══ DATA RECORDS

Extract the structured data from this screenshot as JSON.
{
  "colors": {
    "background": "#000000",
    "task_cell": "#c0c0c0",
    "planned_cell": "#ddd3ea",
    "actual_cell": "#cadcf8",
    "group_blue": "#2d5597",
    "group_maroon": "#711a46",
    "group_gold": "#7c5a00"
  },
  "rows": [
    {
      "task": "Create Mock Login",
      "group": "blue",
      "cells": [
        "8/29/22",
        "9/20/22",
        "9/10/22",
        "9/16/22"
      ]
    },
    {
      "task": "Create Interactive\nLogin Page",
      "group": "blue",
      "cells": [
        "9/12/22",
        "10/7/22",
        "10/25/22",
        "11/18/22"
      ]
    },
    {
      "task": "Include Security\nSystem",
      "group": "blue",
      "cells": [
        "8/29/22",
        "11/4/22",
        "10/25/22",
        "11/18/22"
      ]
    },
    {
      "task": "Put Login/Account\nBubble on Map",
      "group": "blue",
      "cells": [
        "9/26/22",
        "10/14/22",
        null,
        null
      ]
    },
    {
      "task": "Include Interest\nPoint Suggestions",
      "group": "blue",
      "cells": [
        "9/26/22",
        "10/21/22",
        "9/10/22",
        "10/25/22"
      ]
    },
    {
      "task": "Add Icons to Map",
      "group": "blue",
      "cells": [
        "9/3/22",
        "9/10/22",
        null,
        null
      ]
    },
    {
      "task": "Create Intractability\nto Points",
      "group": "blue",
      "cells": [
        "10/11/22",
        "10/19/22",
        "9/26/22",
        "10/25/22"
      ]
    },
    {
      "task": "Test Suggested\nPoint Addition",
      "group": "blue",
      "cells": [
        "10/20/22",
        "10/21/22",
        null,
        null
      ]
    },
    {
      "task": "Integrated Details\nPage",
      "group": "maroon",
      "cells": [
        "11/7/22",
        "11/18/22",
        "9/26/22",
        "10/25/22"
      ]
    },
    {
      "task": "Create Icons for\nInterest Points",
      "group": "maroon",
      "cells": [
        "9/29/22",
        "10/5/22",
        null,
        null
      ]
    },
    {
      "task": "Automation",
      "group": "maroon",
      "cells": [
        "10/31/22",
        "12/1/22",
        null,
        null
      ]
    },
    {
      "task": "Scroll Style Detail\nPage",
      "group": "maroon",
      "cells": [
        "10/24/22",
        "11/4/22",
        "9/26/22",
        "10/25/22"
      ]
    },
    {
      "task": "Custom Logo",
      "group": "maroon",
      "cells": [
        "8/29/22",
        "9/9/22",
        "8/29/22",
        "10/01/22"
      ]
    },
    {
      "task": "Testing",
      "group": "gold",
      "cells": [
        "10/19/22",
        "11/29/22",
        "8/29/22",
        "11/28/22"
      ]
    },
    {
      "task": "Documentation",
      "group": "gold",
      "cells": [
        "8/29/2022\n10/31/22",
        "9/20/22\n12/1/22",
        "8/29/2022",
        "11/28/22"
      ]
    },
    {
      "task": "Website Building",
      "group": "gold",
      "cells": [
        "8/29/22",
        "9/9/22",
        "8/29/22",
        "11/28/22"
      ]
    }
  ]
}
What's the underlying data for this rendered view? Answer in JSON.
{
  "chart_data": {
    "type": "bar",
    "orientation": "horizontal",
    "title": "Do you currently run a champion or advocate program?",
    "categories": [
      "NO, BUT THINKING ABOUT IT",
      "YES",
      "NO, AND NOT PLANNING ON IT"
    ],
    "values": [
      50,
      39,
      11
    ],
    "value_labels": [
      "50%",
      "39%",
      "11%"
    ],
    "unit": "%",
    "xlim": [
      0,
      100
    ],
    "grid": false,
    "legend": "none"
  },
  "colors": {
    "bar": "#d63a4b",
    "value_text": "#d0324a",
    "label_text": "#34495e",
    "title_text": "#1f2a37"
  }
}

════

| WHAT YOU ARE ASKED TO DO |
Extract every line from the one containing "What's the underlying" through the last line of the data, inclusive, exactly as written.

| THE ANSWER |
What's the underlying data for this rendered view? Answer in JSON.
{
  "chart_data": {
    "type": "bar",
    "orientation": "horizontal",
    "title": "Do you currently run a champion or advocate program?",
    "categories": [
      "NO, BUT THINKING ABOUT IT",
      "YES",
      "NO, AND NOT PLANNING ON IT"
    ],
    "values": [
      50,
      39,
      11
    ],
    "value_labels": [
      "50%",
      "39%",
      "11%"
    ],
    "unit": "%",
    "xlim": [
      0,
      100
    ],
    "grid": false,
    "legend": "none"
  },
  "colors": {
    "bar": "#d63a4b",
    "value_text": "#d0324a",
    "label_text": "#34495e",
    "title_text": "#1f2a37"
  }
}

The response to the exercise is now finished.